TASK REQUIREMENTS: Check each line of the records for "desc"; collect those that have it.

───── PROVIDED RECORDS

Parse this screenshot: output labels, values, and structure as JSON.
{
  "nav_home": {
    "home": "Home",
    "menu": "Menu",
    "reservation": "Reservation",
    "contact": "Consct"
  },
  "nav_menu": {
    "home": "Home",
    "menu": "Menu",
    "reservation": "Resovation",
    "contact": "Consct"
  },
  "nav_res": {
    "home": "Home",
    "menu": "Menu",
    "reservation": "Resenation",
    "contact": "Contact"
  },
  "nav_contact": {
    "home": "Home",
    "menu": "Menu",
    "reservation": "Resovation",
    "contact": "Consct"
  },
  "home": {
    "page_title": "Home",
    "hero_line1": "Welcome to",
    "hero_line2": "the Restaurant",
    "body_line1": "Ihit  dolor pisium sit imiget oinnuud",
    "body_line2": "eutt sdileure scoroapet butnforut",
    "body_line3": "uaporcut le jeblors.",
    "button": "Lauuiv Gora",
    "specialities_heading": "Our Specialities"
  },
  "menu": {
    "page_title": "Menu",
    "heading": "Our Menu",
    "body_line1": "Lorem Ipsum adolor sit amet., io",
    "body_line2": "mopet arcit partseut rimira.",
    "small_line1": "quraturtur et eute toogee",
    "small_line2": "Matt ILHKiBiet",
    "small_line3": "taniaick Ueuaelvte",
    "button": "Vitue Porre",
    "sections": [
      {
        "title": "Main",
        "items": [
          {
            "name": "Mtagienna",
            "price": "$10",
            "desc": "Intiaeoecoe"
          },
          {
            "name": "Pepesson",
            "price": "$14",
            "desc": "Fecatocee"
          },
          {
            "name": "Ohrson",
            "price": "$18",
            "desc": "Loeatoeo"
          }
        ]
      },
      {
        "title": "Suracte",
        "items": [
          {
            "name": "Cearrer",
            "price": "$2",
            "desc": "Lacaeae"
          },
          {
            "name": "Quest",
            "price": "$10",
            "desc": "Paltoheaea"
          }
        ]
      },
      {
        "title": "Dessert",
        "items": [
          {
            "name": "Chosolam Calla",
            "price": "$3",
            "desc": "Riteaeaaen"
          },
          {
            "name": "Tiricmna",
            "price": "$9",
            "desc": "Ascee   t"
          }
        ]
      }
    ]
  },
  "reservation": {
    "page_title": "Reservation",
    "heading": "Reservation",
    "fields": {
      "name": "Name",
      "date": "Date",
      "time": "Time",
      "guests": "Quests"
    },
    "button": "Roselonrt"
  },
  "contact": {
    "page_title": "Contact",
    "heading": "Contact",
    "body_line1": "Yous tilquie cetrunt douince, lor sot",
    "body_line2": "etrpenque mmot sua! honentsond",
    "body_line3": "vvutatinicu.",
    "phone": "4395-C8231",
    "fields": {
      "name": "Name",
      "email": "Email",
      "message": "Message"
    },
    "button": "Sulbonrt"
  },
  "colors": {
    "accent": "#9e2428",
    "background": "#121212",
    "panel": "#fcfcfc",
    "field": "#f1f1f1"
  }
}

──────────

RESPONSE TO THIS TASK:
            "desc": "Intiaeoecoe"
            "desc": "Fecatocee"
            "desc": "Loeatoeo"
            "desc": "Lacaeae"
            "desc": "Paltoheaea"
            "desc": "Riteaeaaen"
            "desc": "Ascee   t"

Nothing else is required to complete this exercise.